Wednesday, Oct. 7, 1998 | 11:22 a.m.

When U.S. Department of Energy representatives sought Clark County commissioners' opinion on four proposed alternate routes to deliver low-level nuclear waste to the Nevada Test Site, the response was unanimous.

"None of us wants it in the state," Clark County Commissioner Mary Kincaid said.

That, however, wasn't an option listed Tuesday by DOE Program Manager Michael Giblin.

Instead, DOE officials presented three new routes and also offered a fourth option, which was to continue bringing truckloads of waste across the tourist-packed Hoover Dam and through the congested Spaghetti Bowl.

On route presented by Giblin, who asked for guidance from commissioners, involved hauling waste by train to Yermo, Calif., transferring it onto a truck and shuttling it east on Interstate 15 and north on State Route 27 to the site north of Pahrump.

Another map showed the waste being taken to Caliente using Union Pacific railroads, then loaded onto trucks and hauled west on State Route 395 to State Route 6 and south on U.S. 95.

The third option involved only trucks. One route enters the valley on Interstate 15, heads north on State Route 93, skirts the Nellis Air Force Bombing Range on the north and enters the Nevada Test Site on the south. Another truck route enters California from Arizona and leads directly to the site.

RECORDED DATA:

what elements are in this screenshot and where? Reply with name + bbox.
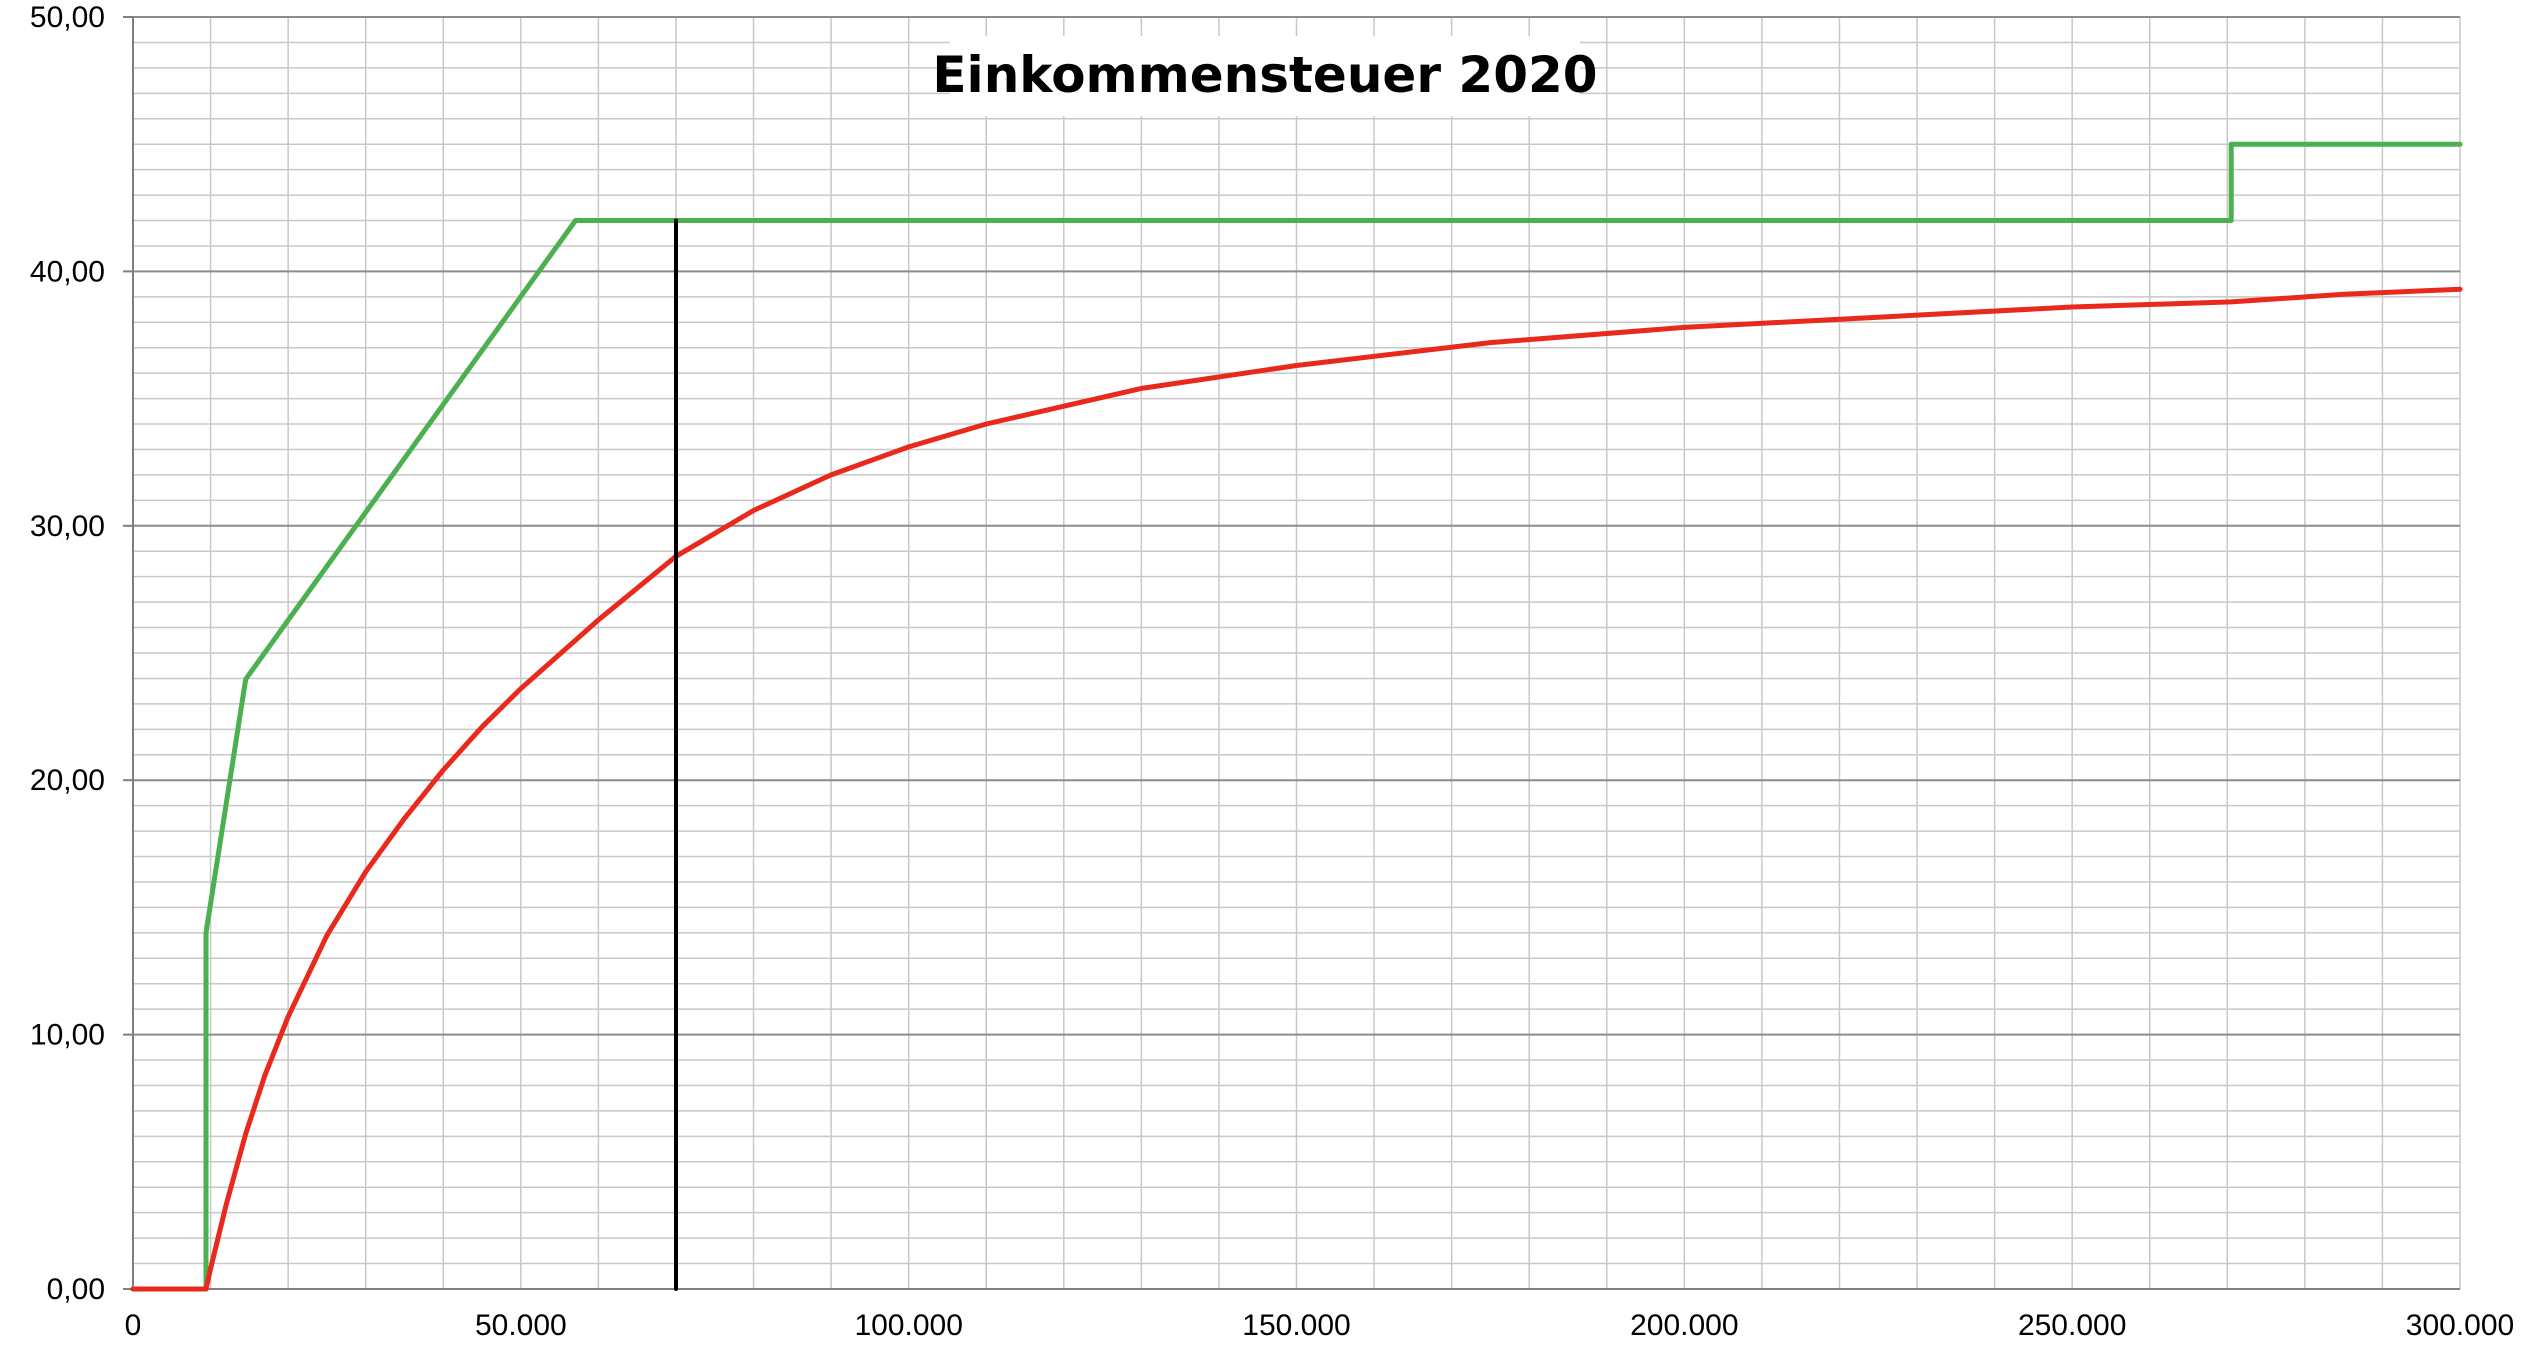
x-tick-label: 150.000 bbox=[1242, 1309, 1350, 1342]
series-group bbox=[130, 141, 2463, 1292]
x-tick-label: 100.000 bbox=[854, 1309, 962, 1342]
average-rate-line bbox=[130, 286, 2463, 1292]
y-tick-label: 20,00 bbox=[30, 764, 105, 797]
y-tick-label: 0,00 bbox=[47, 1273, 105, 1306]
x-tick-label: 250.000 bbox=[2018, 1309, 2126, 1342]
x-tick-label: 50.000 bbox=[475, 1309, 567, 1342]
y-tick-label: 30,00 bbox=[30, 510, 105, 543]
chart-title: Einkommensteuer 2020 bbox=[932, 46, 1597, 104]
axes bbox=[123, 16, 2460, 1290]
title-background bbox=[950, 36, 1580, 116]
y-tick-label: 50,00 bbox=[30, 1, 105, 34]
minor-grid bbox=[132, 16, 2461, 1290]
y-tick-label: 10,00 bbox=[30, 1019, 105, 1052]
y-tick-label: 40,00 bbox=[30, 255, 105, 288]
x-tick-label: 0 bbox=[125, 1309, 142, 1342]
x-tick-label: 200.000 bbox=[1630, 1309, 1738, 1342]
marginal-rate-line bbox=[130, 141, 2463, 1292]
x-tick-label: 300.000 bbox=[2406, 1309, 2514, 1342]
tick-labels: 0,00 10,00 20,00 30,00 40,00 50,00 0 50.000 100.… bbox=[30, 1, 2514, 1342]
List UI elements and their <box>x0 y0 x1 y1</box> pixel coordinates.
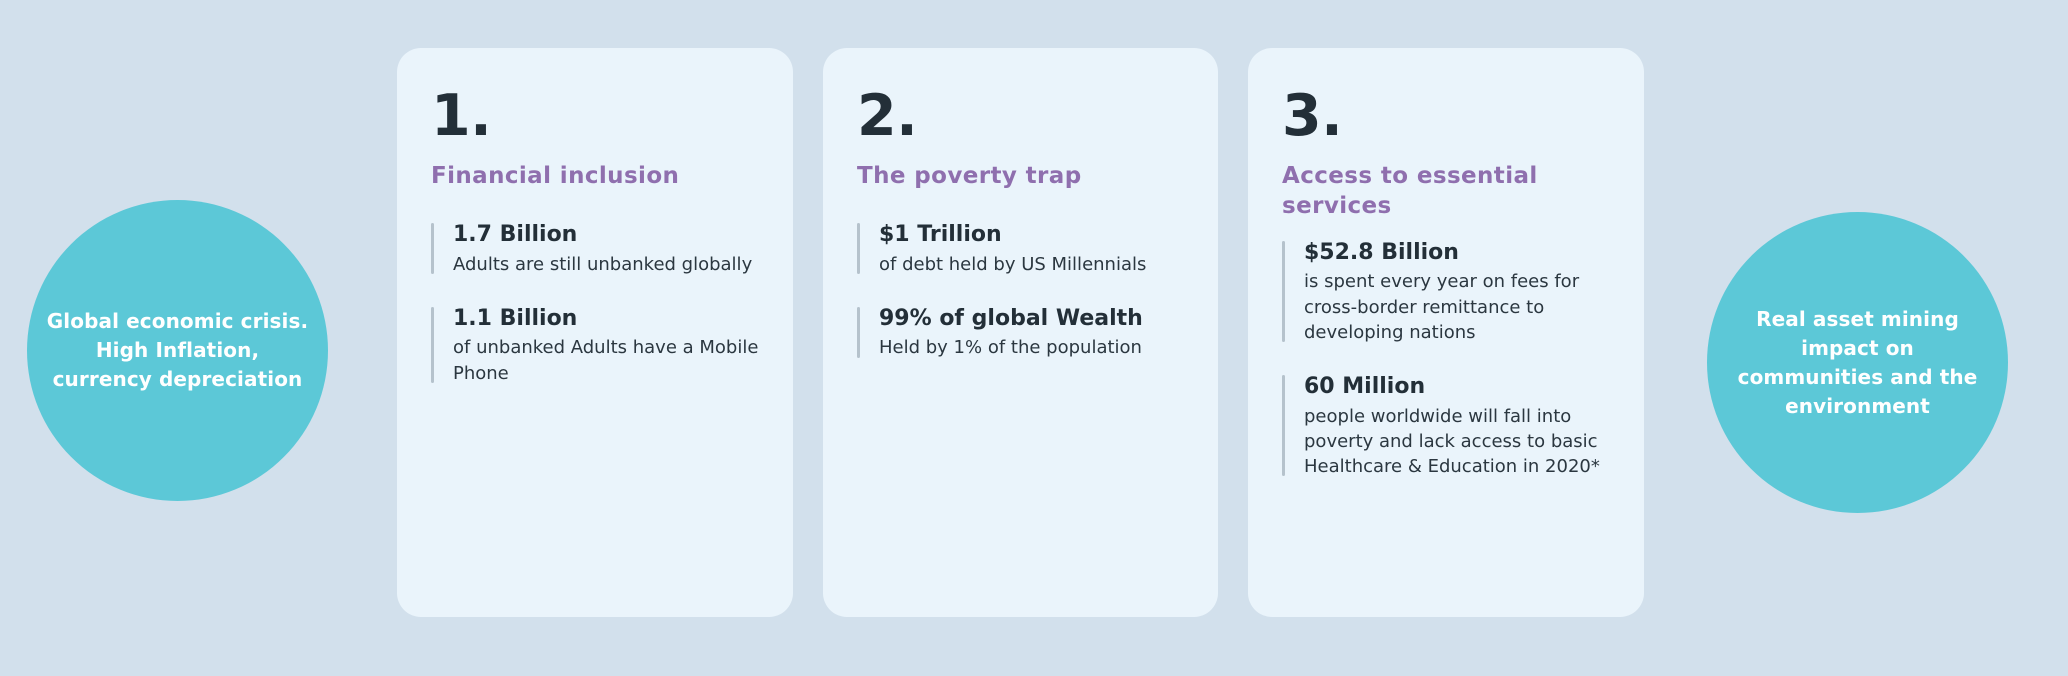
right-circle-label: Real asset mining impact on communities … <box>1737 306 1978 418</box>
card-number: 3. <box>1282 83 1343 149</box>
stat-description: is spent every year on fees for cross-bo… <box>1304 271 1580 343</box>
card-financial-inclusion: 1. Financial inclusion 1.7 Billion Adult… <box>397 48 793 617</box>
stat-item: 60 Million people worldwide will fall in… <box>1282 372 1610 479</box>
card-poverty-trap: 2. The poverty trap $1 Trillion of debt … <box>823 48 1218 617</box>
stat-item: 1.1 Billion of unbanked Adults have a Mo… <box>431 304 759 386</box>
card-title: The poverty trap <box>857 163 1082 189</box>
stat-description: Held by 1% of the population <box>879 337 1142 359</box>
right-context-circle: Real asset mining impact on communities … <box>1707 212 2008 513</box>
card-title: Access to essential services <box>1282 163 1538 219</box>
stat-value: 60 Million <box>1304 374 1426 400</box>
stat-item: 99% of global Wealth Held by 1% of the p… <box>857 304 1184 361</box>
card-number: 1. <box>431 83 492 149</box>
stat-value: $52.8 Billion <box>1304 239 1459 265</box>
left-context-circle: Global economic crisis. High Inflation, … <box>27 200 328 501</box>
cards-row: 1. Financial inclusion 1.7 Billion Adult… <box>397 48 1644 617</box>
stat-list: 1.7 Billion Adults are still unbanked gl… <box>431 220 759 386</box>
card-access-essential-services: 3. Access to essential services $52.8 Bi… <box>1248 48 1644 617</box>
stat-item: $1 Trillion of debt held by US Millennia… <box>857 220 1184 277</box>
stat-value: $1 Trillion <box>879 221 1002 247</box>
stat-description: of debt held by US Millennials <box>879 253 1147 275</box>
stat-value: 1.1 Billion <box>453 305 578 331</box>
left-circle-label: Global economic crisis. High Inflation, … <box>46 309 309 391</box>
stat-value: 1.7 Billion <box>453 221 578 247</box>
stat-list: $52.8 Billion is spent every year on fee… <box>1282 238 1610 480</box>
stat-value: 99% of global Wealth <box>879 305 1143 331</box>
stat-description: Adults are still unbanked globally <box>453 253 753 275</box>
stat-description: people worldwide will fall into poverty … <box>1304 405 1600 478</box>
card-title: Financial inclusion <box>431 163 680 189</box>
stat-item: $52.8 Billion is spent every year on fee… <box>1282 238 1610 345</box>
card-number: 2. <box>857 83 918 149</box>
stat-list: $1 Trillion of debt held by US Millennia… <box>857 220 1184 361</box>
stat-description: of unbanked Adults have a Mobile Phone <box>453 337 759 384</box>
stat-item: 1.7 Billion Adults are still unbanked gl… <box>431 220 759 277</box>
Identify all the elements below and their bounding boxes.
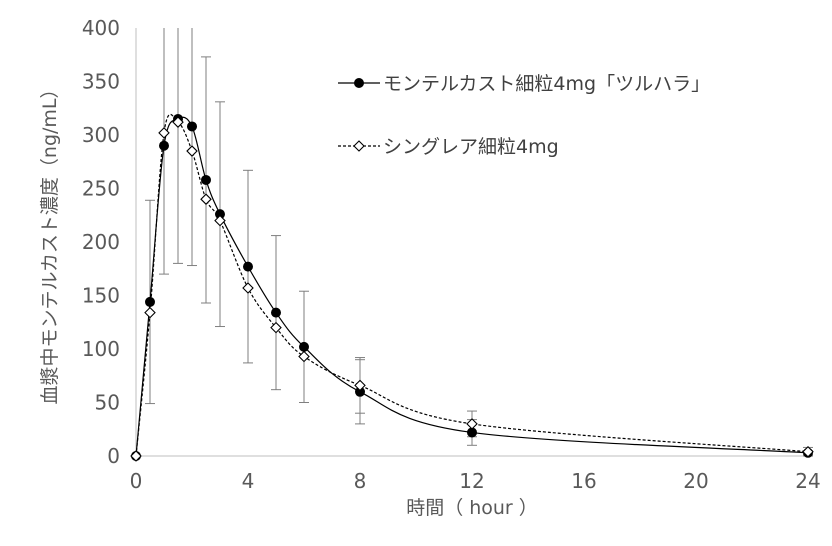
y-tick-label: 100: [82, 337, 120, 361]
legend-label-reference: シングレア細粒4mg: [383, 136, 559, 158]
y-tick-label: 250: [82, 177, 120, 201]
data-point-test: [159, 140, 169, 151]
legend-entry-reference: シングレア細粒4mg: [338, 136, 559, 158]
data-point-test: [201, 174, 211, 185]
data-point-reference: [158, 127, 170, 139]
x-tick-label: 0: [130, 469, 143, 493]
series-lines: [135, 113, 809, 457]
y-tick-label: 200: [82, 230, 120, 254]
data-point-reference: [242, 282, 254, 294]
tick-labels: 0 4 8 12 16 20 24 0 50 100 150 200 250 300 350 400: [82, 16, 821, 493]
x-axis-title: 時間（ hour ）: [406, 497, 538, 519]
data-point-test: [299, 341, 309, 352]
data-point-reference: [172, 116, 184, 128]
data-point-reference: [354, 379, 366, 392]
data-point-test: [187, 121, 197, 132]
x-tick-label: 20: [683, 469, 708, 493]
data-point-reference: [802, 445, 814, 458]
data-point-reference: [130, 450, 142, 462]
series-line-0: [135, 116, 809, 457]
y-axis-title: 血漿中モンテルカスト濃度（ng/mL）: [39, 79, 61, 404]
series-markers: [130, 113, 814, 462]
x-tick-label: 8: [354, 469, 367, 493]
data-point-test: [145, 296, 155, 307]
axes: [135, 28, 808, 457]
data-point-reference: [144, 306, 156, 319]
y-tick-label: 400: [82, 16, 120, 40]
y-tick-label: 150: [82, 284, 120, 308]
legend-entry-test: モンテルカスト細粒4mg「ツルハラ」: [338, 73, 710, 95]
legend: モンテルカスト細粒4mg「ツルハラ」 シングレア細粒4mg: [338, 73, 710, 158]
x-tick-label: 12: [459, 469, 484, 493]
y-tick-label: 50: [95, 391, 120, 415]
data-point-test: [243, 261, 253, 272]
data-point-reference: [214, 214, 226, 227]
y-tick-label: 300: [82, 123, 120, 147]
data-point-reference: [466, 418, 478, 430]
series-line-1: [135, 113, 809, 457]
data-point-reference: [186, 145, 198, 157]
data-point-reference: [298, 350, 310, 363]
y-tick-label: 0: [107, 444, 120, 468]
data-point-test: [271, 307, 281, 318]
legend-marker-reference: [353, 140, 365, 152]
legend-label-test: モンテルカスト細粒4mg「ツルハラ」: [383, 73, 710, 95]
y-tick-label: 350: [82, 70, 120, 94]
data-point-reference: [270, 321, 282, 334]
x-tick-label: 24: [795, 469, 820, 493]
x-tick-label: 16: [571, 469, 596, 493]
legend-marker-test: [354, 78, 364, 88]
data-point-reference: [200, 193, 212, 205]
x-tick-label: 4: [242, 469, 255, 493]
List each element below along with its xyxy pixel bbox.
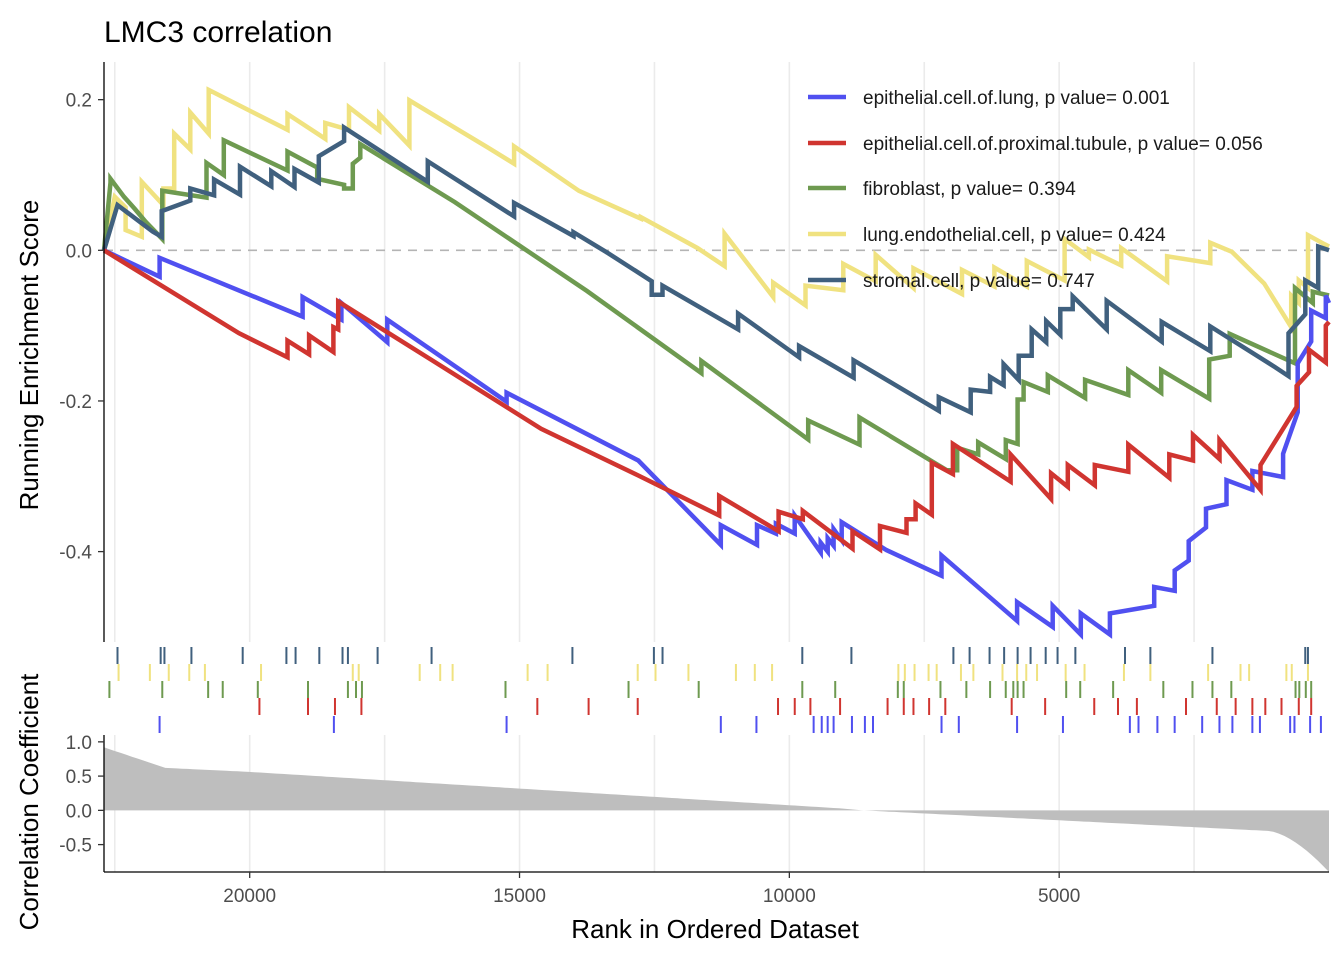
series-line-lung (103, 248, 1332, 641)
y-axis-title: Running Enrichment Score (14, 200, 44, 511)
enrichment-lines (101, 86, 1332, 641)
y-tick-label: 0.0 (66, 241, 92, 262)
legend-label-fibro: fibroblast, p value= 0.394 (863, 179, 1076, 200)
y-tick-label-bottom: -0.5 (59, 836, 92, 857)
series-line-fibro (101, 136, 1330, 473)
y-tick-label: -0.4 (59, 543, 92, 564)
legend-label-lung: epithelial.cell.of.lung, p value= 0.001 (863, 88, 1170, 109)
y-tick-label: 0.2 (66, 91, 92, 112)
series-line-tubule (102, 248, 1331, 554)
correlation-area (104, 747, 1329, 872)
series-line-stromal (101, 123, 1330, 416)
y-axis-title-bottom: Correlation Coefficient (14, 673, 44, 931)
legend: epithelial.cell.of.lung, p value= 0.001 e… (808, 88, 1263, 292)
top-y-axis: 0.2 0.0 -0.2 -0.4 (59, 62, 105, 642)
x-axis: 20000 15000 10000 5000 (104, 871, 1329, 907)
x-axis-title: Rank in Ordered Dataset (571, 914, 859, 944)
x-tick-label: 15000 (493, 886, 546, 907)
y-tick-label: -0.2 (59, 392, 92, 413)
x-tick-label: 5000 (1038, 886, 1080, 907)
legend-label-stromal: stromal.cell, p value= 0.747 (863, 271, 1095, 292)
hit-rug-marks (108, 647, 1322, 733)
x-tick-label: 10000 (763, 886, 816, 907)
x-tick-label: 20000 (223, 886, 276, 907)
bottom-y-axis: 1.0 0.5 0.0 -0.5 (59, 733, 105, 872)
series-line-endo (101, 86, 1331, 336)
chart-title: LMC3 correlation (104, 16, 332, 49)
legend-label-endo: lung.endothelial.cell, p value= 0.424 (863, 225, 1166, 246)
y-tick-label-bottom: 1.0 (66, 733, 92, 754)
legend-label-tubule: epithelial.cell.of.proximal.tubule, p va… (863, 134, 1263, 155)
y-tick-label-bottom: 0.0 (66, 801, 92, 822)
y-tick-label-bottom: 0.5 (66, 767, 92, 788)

EXERCISES TO COMPLETE:
1. In the nuclear waste route article, which railroad would carry the waste to Caliente?
2. Quote a passage from the nuclear waste route article: begin at the words "When U.S. Department" and stop after "congested Spaghetti Bowl.".
3. Extend the nuclear waste route article, picking up after its final sentence.
The rows come from a separate source.

ANSWERS TO EACH TASK:
1. Union Pacific railroads.

2.
When U.S. Department of Energy representatives sought Clark County commissioners' opinion on four proposed alternate routes to deliver low-level nuclear waste to the Nevada Test Site, the response was unanimous.

"None of us wants it in the state," Clark County Commissioner Mary Kincaid said.

That, however, wasn't an option listed Tuesday by DOE Program Manager Michael Giblin.

Instead, DOE officials presented three new routes and also offered a fourth option, which was to continue bringing truckloads of waste across the tourist-packed Hoover Dam and through the congested Spaghetti Bowl.

3.
County commissioners share the feelings of other local government officials and Southern Nevada residents. They insist it is too dangerous to allow truckloads of nuclear waste to drive on Las Vegas' busy highways.

"There is a fear the public has with things that are nuclear," Commissioner Myrna Williams said. "We would like the DOE to avoid the Las Vegas Valley altogether."

The way transfer courses are set up currently, more than 500 trucks carrying nuclear materials travel through the city a year. Eighty percent of all shipments to the Nevada Test Site are routed over the dam and through the U.S. 95 and I-15 interchange.

"We've been doing this for over 20 years," Giblin said. "We've run a safe and successful operation, but county and other elected officials have made it clear we need to do more."

The DOE will accept public comment on alternative routes to the Test Site until Nov. 30. Commissioners said they would examine closely the options of taking the waste into California or Caliente, a tiny town in Lincoln County.